* Exercise aim
Please identify each line of the material below that contains the word "item" and copy those lines out in full.

* Data for this exercise
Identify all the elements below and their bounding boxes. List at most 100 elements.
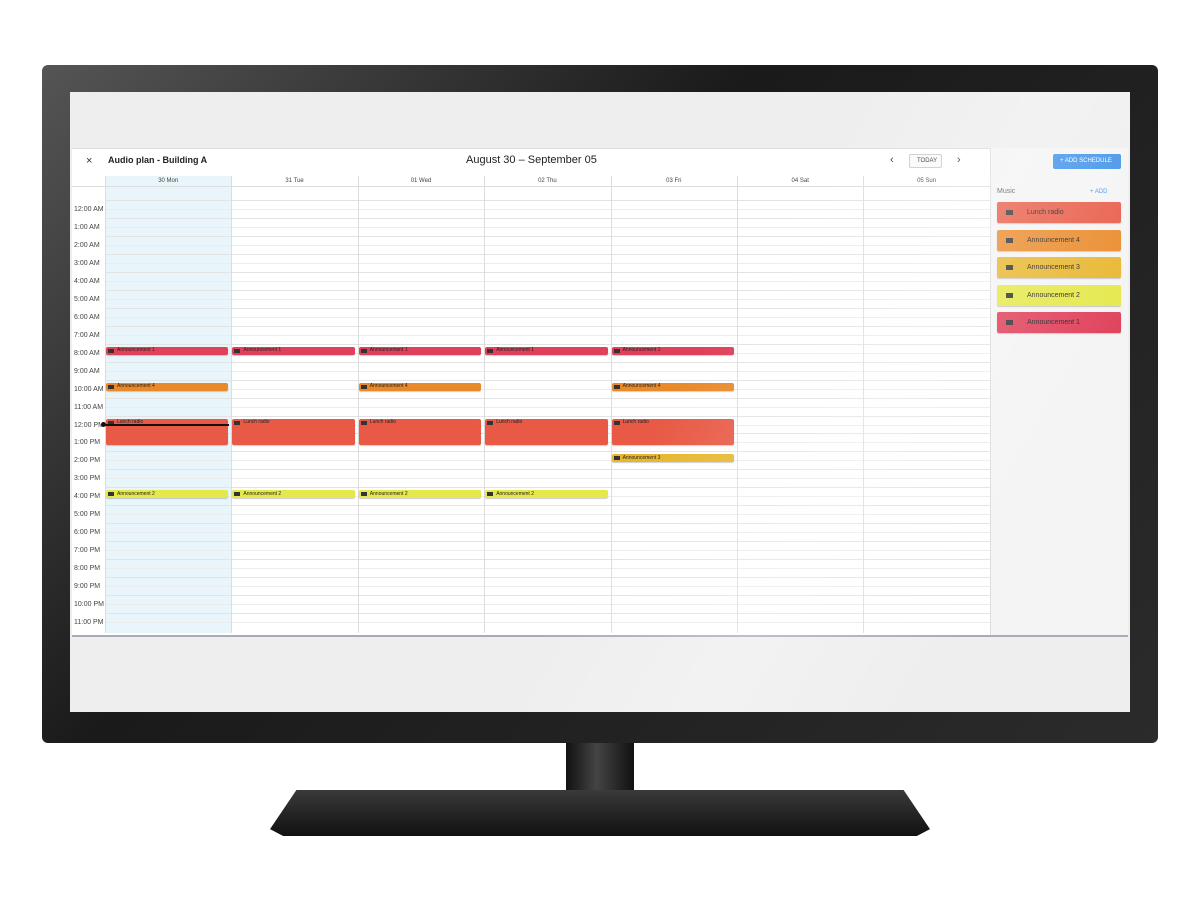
event-icon	[487, 348, 494, 353]
grid-line	[105, 559, 990, 561]
prev-button[interactable]: ‹	[890, 154, 894, 166]
day-separator	[484, 176, 486, 633]
event-label: Announcement 1	[622, 347, 661, 354]
grid-line	[105, 487, 990, 489]
hour-label: 5:00 PM	[74, 511, 101, 519]
music-item[interactable]: Announcement 4	[997, 229, 1121, 251]
event-icon	[108, 384, 114, 389]
event-block[interactable]: Lunch radio	[358, 418, 482, 446]
stand-base	[270, 790, 930, 836]
grid-line	[105, 325, 990, 327]
event-icon	[613, 384, 620, 389]
event-label: Lunch radio	[622, 419, 649, 426]
event-icon	[613, 456, 620, 461]
event-label: Lunch radio	[243, 419, 270, 426]
day-separator	[357, 176, 359, 633]
app-bottom-border	[72, 635, 1128, 637]
grid-line	[105, 370, 990, 372]
hour-label: 8:00 PM	[74, 565, 101, 573]
grid-line	[105, 415, 990, 417]
item-label: Announcement 1	[1027, 319, 1080, 326]
day-separator	[105, 176, 106, 633]
event-icon	[108, 420, 114, 425]
day-separator	[231, 176, 233, 633]
calendar-title: Audio plan - Building A	[108, 155, 208, 165]
grid-line	[105, 307, 990, 309]
stand-neck	[566, 738, 634, 798]
event-block[interactable]: Announcement 2	[485, 490, 608, 499]
grid-line	[105, 406, 990, 408]
hour-label: 2:00 AM	[74, 241, 100, 249]
grid-line	[105, 622, 990, 624]
hour-label: 6:00 AM	[74, 313, 100, 321]
event-block[interactable]: Announcement 2	[232, 490, 355, 499]
grid-line	[105, 316, 990, 318]
grid-line	[105, 595, 990, 597]
event-block[interactable]: Announcement 1	[485, 346, 608, 355]
event-block[interactable]: Announcement 1	[611, 346, 734, 355]
grid-line	[105, 613, 990, 615]
day-separator	[610, 176, 612, 633]
item-icon	[1006, 265, 1013, 270]
grid-line	[105, 586, 990, 588]
event-icon	[487, 492, 494, 497]
event-block[interactable]: Lunch radio	[106, 418, 229, 446]
event-label: Announcement 1	[243, 347, 282, 354]
grid-line	[105, 469, 990, 471]
event-label: Announcement 1	[496, 347, 534, 354]
event-label: Lunch radio	[369, 419, 396, 426]
event-block[interactable]: Lunch radio	[485, 418, 608, 446]
hour-label: 12:00 AM	[74, 206, 104, 213]
add-schedule-button[interactable]: + ADD SCHEDULE	[1053, 154, 1121, 169]
day-separator	[863, 176, 865, 633]
event-block[interactable]: Announcement 2	[106, 490, 229, 499]
today-button[interactable]: TODAY	[909, 154, 942, 168]
event-label: Announcement 1	[117, 347, 155, 354]
music-item[interactable]: Lunch radio	[997, 202, 1121, 223]
hour-label: 1:00 AM	[74, 223, 100, 231]
grid-line	[105, 397, 990, 399]
event-block[interactable]: Announcement 4	[611, 382, 734, 391]
next-button[interactable]: ›	[957, 154, 961, 166]
header-line	[72, 186, 990, 187]
add-schedule-label: + ADD SCHEDULE	[1060, 158, 1112, 164]
grid-line	[105, 244, 990, 246]
event-label: Announcement 4	[622, 383, 661, 390]
hour-label: 11:00 AM	[74, 403, 104, 411]
hour-label: 2:00 PM	[74, 457, 101, 465]
event-block[interactable]: Announcement 3	[611, 454, 734, 463]
day-header: 02 Thu	[538, 178, 557, 184]
hour-label: 3:00 AM	[74, 259, 100, 267]
event-block[interactable]: Announcement 1	[232, 346, 355, 355]
grid-line	[105, 523, 990, 525]
event-label: Announcement 2	[243, 490, 282, 497]
music-item[interactable]: Announcement 1	[997, 312, 1121, 333]
event-block[interactable]: Announcement 1	[106, 346, 229, 355]
sidebar-panel	[990, 148, 1128, 636]
grid-line	[105, 235, 990, 237]
event-block[interactable]: Announcement 2	[358, 490, 482, 499]
event-block[interactable]: Announcement 1	[358, 346, 482, 355]
music-item[interactable]: Announcement 2	[997, 284, 1121, 306]
event-label: Announcement 1	[369, 347, 408, 354]
event-label: Announcement 4	[117, 383, 155, 390]
grid-line	[105, 262, 990, 264]
grid-line	[105, 550, 990, 552]
hour-label: 9:00 PM	[74, 583, 101, 591]
music-item[interactable]: Announcement 3	[997, 257, 1121, 278]
event-block[interactable]: Announcement 4	[106, 382, 229, 391]
add-link[interactable]: + ADD	[1090, 189, 1108, 195]
event-block[interactable]: Lunch radio	[232, 418, 355, 446]
close-button[interactable]: ×	[86, 155, 93, 167]
event-block[interactable]: Lunch radio	[611, 418, 734, 446]
item-label: Announcement 4	[1027, 236, 1080, 244]
grid-line	[105, 604, 990, 606]
hour-label: 11:00 PM	[74, 619, 104, 627]
now-line	[103, 424, 230, 426]
event-block[interactable]: Announcement 4	[358, 382, 482, 391]
grid-line	[105, 460, 990, 462]
event-label: Lunch radio	[496, 419, 523, 426]
item-label: Announcement 3	[1027, 264, 1080, 271]
event-icon	[487, 420, 494, 425]
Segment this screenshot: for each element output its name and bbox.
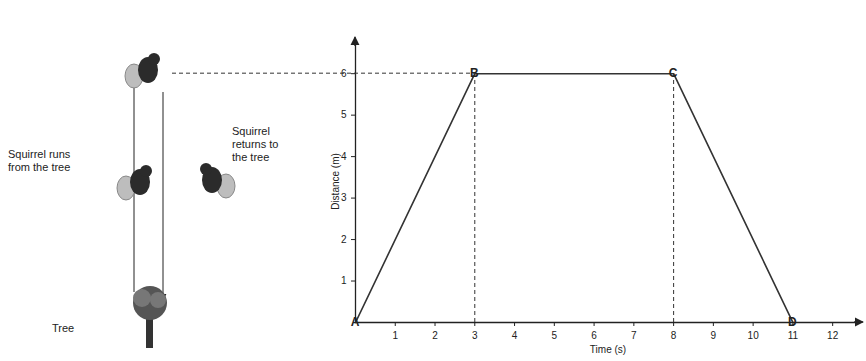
html-text:Squirrel runs from the tree: Squirrel runs from the tree	[8, 148, 71, 173]
svg-text:6: 6	[591, 330, 597, 341]
svg-text:2: 2	[432, 330, 438, 341]
svg-text:6: 6	[341, 68, 347, 79]
svg-text:8: 8	[671, 330, 677, 341]
svg-text:5: 5	[552, 330, 558, 341]
svg-text:Distance (m): Distance (m)	[330, 153, 341, 210]
html-text:Squirrel returns to the tree: Squirrel returns to the tree	[232, 125, 279, 163]
svg-text:1: 1	[341, 275, 347, 286]
svg-text:11: 11	[788, 330, 799, 341]
svg-text:7: 7	[631, 330, 637, 341]
svg-text:B: B	[470, 66, 479, 80]
svg-text:1: 1	[392, 330, 398, 341]
html-text:Tree: Tree	[52, 322, 75, 334]
svg-text:Time (s): Time (s)	[590, 344, 626, 355]
svg-text:C: C	[669, 66, 678, 80]
svg-text:2: 2	[341, 234, 347, 245]
svg-text:5: 5	[341, 109, 347, 120]
svg-text:A: A	[351, 315, 360, 329]
svg-text:4: 4	[341, 151, 347, 162]
svg-text:D: D	[788, 315, 797, 329]
svg-text:9: 9	[711, 330, 717, 341]
svg-text:4: 4	[512, 330, 518, 341]
svg-text:3: 3	[472, 330, 478, 341]
svg-text:12: 12	[827, 330, 839, 341]
svg-text:3: 3	[341, 192, 347, 203]
svg-text:10: 10	[748, 330, 760, 341]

* Result of this exercise
music-item[interactable]: Announcement 4	[997, 229, 1121, 251]
item-label: Announcement 1	[1027, 319, 1080, 326]
item-icon	[1006, 265, 1013, 270]
music-item[interactable]: Lunch radio	[997, 202, 1121, 223]
music-item[interactable]: Announcement 1	[997, 312, 1121, 333]
music-item[interactable]: Announcement 2	[997, 284, 1121, 306]
music-item[interactable]: Announcement 3	[997, 257, 1121, 278]
item-label: Announcement 4	[1027, 236, 1080, 244]
item-label: Announcement 3	[1027, 264, 1080, 271]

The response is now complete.